▶ [DATA ENTRIES]:
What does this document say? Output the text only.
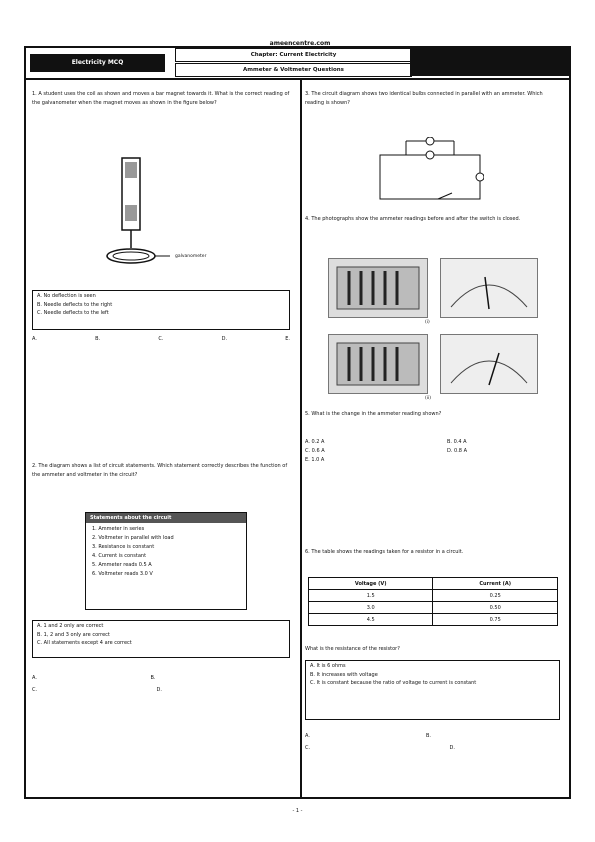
ameencentre.com
Electricity MCQ
Chapter: Current Electricity
Ammeter & Voltmeter Questions
1. A student uses the coil as shown and moves a bar magnet towards it. What is the correct reading of the galvanometer when the magnet moves as shown in the figure below?
galvanometer
A. No deflection is seen
B. Needle deflects to the right
C. Needle deflects to the left
A.	B.	C.	D.	E.
2. The diagram shows a list of circuit statements. Which statement correctly describes the function of the ammeter and voltmeter in the circuit?
Statements about the circuit
1. Ammeter in series
2. Voltmeter in parallel with load
3. Resistance is constant
4. Current is constant
5. Ammeter reads 0.5 A
6. Voltmeter reads 3.0 V
A. 1 and 2 only are correct
B. 1, 2 and 3 only are correct
C. All statements except 4 are correct
A.	B.
C.	D.
3. The circuit diagram shows two identical bulbs connected in parallel with an ammeter. Which reading is shown?
4. The photographs show the ammeter readings before and after the switch is closed.
(i)
(ii)
5. What is the change in the ammeter reading shown?
A. 0.2 A
C. 0.6 A
E. 1.0 A
B. 0.4 A
D. 0.8 A
6. The table shows the readings taken for a resistor in a circuit.
Voltage (V)	Current (A)
1.5	0.25
3.0	0.50
4.5	0.75
What is the resistance of the resistor?
A. It is 6 ohms
B. It increases with voltage
C. It is constant because the ratio of voltage to current is constant
A.	B.
C.	D.
- 1 -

▶ [WHAT IS REQUIRED]:
Copy the listing in full and without alteration, omitting every picture.

▶ [PROBLEM SOLUTION]:
What does this document say? Output the text only.
ameencentre.com
Electricity MCQ
Chapter: Current Electricity
Ammeter & Voltmeter Questions
1. A student uses the coil as shown and moves a bar magnet towards it. What is the correct reading of the galvanometer when the magnet moves as shown in the figure below?
galvanometer
A. No deflection is seen
B. Needle deflects to the right
C. Needle deflects to the left
A.	B.	C.	D.	E.
2. The diagram shows a list of circuit statements. Which statement correctly describes the function of the ammeter and voltmeter in the circuit?
Statements about the circuit
1. Ammeter in series
2. Voltmeter in parallel with load
3. Resistance is constant
4. Current is constant
5. Ammeter reads 0.5 A
6. Voltmeter reads 3.0 V
A. 1 and 2 only are correct
B. 1, 2 and 3 only are correct
C. All statements except 4 are correct
A.	B.
C.	D.
3. The circuit diagram shows two identical bulbs connected in parallel with an ammeter. Which reading is shown?
4. The photographs show the ammeter readings before and after the switch is closed.
(i)
(ii)
5. What is the change in the ammeter reading shown?
A. 0.2 A
C. 0.6 A
E. 1.0 A
B. 0.4 A
D. 0.8 A
6. The table shows the readings taken for a resistor in a circuit.
Voltage (V)	Current (A)
1.5	0.25
3.0	0.50
4.5	0.75
What is the resistance of the resistor?
A. It is 6 ohms
B. It increases with voltage
C. It is constant because the ratio of voltage to current is constant
A.	B.
C.	D.
- 1 -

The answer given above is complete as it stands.